▶ [Set problem]
Filter the records below and copy every line containing the word "United".

— begin Information supplied —

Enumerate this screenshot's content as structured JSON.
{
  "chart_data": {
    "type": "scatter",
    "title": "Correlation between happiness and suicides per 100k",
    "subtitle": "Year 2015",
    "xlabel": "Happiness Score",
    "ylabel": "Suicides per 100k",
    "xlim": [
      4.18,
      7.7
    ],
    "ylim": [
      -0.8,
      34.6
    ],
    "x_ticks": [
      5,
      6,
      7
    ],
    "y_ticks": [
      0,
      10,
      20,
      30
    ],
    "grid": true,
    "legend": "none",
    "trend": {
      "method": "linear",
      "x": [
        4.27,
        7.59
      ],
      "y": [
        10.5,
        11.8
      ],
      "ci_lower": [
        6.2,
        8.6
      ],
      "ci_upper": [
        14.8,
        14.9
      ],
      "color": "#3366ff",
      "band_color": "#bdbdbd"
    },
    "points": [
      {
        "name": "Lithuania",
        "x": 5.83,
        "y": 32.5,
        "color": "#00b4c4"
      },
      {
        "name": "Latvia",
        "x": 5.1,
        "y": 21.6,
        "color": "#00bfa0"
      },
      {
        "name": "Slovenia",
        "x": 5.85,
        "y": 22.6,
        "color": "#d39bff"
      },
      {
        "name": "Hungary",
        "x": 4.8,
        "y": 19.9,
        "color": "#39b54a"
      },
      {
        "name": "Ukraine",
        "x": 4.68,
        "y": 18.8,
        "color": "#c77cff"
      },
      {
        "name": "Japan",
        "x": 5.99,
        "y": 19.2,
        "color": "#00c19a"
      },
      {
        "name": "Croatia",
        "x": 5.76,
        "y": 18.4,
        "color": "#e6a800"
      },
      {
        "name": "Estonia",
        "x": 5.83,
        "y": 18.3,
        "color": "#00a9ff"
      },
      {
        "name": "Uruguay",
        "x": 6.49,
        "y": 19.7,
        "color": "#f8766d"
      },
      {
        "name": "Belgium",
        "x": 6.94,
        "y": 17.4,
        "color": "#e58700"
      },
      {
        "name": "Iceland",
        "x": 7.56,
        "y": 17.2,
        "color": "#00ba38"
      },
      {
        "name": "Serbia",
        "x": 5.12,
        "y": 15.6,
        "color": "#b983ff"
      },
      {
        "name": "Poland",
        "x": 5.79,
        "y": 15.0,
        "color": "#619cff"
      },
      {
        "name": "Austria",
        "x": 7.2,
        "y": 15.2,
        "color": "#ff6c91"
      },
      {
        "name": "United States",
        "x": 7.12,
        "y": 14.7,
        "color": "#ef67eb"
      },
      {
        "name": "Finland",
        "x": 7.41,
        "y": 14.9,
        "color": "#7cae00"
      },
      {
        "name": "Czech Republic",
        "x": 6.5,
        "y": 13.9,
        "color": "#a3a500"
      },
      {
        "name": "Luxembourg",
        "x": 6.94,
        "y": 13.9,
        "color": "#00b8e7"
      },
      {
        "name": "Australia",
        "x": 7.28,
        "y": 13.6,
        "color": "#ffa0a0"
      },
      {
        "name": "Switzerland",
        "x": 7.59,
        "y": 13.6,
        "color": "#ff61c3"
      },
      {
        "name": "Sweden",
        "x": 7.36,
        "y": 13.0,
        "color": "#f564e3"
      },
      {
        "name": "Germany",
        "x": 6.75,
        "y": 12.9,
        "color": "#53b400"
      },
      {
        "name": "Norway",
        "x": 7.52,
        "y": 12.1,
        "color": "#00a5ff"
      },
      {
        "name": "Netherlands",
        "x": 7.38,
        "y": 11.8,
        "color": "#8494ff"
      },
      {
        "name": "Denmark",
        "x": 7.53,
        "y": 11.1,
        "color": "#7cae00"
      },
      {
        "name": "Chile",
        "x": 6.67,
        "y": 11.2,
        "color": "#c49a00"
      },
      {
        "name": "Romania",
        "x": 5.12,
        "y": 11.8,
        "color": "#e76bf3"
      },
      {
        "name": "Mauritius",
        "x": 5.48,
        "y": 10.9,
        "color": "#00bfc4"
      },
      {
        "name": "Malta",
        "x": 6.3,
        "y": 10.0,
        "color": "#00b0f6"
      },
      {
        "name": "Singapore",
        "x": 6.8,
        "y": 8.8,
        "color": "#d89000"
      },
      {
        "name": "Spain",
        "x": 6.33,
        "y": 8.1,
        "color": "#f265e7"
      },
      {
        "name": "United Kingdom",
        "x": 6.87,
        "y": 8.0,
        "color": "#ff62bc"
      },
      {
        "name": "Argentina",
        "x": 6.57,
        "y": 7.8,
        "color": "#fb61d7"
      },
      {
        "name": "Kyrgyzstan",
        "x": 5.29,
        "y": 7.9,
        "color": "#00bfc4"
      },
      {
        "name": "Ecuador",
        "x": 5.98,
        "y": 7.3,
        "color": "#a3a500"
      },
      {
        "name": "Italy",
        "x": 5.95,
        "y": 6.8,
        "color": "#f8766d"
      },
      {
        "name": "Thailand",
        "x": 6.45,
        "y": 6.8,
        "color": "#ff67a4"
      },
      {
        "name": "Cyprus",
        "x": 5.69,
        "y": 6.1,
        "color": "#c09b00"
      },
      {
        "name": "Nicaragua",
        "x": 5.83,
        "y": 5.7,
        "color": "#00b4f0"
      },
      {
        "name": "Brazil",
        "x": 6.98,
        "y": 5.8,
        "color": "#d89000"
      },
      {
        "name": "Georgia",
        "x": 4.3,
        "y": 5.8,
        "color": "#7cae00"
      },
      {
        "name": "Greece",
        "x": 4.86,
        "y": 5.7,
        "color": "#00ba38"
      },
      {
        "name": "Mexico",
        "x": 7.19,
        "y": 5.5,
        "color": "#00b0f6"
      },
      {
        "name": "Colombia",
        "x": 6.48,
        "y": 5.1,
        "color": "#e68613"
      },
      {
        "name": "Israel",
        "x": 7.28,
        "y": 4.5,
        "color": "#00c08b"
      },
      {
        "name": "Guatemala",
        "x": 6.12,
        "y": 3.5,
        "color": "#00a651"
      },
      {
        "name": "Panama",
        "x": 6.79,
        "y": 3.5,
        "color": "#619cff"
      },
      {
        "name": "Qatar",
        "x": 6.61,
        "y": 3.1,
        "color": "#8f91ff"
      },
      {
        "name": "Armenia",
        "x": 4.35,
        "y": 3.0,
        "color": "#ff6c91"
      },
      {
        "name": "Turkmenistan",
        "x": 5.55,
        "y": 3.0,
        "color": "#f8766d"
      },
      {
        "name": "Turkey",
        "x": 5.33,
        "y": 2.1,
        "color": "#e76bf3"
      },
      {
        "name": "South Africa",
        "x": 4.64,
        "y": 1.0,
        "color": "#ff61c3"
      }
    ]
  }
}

— end Information supplied —

▶ [Problem solution]
        "name": "United States",
        "name": "United Kingdom",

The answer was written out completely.